→ **Records contained in a dataset**
========

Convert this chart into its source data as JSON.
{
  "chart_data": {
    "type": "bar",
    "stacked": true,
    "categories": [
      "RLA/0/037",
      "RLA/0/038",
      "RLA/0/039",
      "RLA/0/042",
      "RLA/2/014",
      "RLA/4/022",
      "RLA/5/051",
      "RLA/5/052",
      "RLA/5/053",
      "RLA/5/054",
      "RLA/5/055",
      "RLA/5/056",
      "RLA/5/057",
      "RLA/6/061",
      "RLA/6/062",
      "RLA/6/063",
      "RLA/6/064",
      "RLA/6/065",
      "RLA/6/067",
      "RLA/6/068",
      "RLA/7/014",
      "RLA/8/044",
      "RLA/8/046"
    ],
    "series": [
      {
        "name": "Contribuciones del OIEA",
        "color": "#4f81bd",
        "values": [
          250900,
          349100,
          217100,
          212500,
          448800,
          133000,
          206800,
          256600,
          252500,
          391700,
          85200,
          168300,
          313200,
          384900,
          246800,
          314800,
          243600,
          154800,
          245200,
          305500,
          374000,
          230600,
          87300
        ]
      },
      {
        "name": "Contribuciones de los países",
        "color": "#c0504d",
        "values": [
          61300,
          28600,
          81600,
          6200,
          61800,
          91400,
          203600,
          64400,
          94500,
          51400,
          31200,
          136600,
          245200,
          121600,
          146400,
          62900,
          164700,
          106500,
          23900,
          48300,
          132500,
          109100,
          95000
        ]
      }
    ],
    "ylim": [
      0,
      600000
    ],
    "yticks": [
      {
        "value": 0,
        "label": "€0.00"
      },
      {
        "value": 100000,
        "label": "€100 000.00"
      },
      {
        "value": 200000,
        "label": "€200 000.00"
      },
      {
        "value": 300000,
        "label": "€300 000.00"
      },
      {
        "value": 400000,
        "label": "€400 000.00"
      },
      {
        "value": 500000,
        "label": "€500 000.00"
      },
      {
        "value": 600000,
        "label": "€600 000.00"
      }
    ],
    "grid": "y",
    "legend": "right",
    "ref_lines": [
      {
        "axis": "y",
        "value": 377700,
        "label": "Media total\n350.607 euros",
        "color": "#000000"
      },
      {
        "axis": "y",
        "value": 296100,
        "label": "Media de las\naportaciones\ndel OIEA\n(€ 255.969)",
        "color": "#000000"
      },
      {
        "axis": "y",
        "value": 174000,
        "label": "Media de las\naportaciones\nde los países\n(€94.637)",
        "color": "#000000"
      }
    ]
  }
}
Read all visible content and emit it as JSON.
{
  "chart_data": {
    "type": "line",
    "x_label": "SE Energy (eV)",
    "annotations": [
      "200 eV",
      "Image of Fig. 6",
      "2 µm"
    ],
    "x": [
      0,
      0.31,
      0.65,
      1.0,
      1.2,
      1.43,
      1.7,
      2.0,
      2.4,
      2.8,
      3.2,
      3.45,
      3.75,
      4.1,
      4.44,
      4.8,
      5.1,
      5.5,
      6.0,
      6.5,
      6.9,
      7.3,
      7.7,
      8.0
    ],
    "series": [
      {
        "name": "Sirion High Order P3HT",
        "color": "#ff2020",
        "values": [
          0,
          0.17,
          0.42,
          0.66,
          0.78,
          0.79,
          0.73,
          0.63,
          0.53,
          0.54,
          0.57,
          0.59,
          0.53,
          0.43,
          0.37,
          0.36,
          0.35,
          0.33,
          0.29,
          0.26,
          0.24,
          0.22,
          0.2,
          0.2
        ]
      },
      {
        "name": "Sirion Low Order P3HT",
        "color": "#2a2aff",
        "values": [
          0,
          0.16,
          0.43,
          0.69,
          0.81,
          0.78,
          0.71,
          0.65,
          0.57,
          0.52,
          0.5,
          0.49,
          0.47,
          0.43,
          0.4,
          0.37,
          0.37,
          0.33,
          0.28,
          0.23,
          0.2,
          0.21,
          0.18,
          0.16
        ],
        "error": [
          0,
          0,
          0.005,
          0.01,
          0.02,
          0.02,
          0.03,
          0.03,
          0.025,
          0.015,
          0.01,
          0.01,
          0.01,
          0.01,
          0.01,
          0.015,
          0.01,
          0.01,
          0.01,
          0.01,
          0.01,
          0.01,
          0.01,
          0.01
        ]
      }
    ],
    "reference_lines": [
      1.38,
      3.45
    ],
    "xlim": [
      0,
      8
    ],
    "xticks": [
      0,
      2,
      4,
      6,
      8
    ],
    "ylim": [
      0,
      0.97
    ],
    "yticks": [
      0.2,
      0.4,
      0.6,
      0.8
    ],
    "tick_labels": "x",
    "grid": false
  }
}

========

→ **Exercise requirements**
Copy each line that contains the word "naportaciones".

→ **Task response**
        "label": "Media de las\naportaciones\ndel OIEA\n(€ 255.969)",
        "label": "Media de las\naportaciones\nde los países\n(€94.637)",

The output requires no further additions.